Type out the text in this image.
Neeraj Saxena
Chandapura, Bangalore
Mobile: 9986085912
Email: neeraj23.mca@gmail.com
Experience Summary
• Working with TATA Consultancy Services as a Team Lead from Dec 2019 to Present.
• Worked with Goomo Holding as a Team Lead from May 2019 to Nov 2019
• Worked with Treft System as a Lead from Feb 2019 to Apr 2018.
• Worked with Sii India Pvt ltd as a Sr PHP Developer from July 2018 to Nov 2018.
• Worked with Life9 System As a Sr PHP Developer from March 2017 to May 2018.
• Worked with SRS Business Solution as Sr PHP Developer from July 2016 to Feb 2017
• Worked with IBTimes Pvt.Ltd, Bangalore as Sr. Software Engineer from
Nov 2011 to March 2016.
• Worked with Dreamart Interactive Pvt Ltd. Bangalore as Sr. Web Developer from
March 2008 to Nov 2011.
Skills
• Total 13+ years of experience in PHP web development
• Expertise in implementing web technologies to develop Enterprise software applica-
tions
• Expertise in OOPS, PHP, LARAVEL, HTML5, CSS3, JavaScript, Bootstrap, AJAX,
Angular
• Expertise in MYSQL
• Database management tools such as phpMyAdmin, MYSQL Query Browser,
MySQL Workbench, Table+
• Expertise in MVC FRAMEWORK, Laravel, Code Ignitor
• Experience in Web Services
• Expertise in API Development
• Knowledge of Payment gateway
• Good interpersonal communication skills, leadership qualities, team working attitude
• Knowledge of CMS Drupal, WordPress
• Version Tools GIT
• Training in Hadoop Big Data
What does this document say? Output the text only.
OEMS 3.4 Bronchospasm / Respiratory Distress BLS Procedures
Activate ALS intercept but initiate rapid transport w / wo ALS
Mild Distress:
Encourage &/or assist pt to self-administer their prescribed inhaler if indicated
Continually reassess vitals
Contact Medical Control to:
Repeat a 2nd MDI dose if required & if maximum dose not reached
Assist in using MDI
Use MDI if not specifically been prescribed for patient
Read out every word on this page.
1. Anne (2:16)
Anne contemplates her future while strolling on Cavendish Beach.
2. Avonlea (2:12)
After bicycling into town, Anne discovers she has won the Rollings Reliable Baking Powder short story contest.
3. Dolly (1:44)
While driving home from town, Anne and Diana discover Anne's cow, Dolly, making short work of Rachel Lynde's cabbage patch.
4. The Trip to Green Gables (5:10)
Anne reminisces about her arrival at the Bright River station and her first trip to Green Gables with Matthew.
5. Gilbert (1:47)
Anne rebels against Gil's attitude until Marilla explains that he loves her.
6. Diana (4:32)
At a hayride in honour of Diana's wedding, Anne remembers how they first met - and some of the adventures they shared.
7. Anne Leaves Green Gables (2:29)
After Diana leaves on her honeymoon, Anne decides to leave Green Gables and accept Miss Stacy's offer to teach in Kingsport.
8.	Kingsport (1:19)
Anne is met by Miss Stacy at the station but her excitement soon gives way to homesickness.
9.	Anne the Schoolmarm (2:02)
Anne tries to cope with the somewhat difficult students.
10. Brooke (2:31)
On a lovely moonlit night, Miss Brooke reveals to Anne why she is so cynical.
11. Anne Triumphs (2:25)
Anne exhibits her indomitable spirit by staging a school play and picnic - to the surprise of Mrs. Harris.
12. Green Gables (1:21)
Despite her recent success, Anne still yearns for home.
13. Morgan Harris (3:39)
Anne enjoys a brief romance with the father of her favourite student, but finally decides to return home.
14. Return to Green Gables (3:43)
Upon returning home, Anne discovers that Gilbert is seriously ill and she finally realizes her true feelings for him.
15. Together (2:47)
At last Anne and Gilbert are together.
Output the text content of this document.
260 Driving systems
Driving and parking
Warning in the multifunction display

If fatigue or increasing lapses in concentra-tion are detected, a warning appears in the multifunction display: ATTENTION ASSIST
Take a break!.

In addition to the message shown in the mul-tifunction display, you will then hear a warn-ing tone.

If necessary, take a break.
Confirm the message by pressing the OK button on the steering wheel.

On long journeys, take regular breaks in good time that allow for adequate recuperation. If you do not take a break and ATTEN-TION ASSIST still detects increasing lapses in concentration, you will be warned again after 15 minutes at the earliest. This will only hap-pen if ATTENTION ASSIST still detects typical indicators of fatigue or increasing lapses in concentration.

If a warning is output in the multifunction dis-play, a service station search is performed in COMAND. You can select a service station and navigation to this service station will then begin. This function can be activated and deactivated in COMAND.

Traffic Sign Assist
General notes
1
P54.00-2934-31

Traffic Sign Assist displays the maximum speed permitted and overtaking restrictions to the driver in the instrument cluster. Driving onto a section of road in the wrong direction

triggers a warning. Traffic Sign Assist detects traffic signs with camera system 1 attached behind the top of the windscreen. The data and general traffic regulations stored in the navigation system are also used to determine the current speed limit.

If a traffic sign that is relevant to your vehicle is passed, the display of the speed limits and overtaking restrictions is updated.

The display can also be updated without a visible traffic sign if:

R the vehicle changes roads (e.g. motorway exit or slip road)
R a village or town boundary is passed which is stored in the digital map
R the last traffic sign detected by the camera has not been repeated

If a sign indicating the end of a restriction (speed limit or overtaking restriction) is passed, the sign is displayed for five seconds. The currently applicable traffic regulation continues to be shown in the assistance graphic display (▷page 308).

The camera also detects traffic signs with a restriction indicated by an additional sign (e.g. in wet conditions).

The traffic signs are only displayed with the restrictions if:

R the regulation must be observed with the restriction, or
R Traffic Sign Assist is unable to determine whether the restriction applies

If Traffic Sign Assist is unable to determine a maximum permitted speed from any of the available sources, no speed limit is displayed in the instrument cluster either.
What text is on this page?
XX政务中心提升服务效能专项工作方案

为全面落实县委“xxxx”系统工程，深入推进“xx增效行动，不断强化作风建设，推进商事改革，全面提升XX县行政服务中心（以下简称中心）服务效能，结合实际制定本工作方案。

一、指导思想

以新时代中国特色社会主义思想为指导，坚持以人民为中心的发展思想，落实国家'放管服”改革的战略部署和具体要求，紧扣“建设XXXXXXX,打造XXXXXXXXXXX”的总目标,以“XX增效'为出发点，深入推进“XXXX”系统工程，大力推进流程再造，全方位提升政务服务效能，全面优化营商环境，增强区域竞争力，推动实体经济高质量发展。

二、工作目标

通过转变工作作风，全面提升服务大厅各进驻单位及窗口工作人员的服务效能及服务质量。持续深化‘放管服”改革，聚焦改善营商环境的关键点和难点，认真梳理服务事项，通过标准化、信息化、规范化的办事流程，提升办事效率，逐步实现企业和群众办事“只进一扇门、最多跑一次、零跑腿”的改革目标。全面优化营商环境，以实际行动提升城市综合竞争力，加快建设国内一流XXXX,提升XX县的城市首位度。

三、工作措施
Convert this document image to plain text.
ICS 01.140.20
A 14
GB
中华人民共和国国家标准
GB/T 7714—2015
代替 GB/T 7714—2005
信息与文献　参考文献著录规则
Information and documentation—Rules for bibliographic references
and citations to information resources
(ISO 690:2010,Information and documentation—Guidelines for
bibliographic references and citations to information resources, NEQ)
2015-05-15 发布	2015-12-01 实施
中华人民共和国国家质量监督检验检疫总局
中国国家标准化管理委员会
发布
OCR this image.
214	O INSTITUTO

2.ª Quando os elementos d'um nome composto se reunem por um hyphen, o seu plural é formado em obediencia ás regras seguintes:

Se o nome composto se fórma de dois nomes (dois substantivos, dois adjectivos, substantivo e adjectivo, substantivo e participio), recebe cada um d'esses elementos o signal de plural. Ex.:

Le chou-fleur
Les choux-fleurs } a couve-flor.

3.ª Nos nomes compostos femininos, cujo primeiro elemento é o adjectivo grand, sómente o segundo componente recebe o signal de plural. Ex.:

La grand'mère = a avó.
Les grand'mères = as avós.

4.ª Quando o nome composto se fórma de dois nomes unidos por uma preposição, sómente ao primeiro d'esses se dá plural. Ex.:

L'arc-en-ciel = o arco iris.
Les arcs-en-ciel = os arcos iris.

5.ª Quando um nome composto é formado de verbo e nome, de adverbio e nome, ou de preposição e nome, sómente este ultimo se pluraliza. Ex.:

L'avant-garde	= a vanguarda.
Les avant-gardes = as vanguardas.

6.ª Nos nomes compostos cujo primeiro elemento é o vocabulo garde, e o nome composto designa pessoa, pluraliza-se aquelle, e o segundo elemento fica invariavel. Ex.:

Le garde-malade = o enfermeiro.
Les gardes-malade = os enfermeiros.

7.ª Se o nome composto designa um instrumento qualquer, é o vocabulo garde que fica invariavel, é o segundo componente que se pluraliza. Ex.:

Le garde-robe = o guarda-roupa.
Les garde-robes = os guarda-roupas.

......

▸ **Task**
Pull out every line holding "Bangalore" from the records above, and copy it.

▸ **Result for this task**
Chandapura, Bangalore
• Worked with IBTimes Pvt.Ltd, Bangalore as Sr. Software Engineer from
• Worked with Dreamart Interactive Pvt Ltd. Bangalore as Sr. Web Developer from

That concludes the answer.